* TRECHO DO TEXTO

É oficial! Gourmetizaram até a pobreza de espírito do babão na política.
Nos Tik Toks da vida, nos shorts do YouTube, na descartabilidade dos reels no Instagram e até nas esquinas da cidade, o babão virou celebridade. Se antes havia da nossa parte nojo e até asco de quem dedicava a vida a puxar o saco de quem está no poder, hoje rimos com eles (não deles) e, em certa medida, até chegamos a admirar a vida que levam – fruto da inglória missão de babar, defender até o indefensável e elogiar a obrigação de um agente público: o trabalho.
Perguntas do tipo “será que já almoçou”, “será que tá na sombra?”, “será que tá seguro?” não expressam preocupação com a saúde ou bem estar do prefeito ou da prefeita, mas sim com a própria mamata. A gente até ri, já que a comédia é uma equação simples da tragédia + tempo, mas não deveria. Gourmetizar o babão é aceitar que a máquina pública não é gerida por pessoas competentes, mas sim por quem está disposto a ir mais longe para puxar o saco.
O babão não é novidade dos tempos modernos, pelo contrário. Desde sempre há quem defenda e celebre as mais horrendas atrocidades praticadas por imperadores e imperatrizes, mas é a primeira vez na história que ser babão se tornou profissão digna de aplausos e risos.

Registros de dados armazenados

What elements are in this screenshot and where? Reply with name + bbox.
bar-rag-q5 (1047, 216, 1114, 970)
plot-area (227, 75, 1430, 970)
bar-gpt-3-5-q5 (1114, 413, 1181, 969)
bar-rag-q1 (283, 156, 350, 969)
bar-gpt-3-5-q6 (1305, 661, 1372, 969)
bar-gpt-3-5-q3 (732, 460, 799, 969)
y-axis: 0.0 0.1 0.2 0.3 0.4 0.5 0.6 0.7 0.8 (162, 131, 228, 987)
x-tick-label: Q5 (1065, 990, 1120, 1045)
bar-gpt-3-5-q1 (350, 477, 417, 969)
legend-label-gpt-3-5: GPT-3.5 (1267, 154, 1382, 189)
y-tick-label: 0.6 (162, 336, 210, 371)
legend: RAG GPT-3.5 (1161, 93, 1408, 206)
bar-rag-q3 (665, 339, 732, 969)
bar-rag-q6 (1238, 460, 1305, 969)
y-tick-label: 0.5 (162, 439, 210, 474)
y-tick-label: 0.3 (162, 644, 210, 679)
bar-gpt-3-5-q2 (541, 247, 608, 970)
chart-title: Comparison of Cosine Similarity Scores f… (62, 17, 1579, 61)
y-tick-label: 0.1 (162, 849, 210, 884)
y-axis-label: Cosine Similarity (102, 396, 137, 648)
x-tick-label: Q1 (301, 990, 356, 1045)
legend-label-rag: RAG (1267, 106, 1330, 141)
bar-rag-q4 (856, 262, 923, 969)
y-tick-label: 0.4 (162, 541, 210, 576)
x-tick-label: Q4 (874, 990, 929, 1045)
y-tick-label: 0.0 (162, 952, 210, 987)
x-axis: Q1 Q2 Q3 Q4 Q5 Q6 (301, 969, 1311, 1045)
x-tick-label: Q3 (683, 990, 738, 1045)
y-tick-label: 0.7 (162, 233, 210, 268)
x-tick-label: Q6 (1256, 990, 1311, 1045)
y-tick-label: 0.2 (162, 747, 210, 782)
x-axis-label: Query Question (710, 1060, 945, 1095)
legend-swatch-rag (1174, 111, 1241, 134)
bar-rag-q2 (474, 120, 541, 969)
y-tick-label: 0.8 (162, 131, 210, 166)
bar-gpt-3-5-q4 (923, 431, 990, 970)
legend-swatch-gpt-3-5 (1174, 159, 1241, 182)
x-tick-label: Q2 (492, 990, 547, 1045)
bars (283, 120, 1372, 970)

* LISTA DE TAREFAS
[a] Responda às perguntas abaixo com base no texto sobre o babão na política.
(i) Em quais lugares o texto diz que o babão virou celebridade?
(ii) Segundo o texto, qual é a equação simples da comédia?
(iii) O que acontece pela primeira vez na história, de acordo com o texto?
[b] Segundo o texto sobre o babão na política, por que não deveríamos rir do babão?
Os registros provêm de uma fonte diferente.

* RESPOSTAS POR TAREFA
[a]
(i) Nos Tik Toks, nos shorts do YouTube, nos reels do Instagram e nas esquinas da cidade.
(ii) Tragédia + tempo.
(iii) Ser babão se tornou profissão digna de aplausos e risos.

[b] Porque gourmetizar o babão é aceitar que a máquina pública não é gerida por pessoas competentes. Ela é gerida por quem está disposto a ir mais longe para puxar o saco.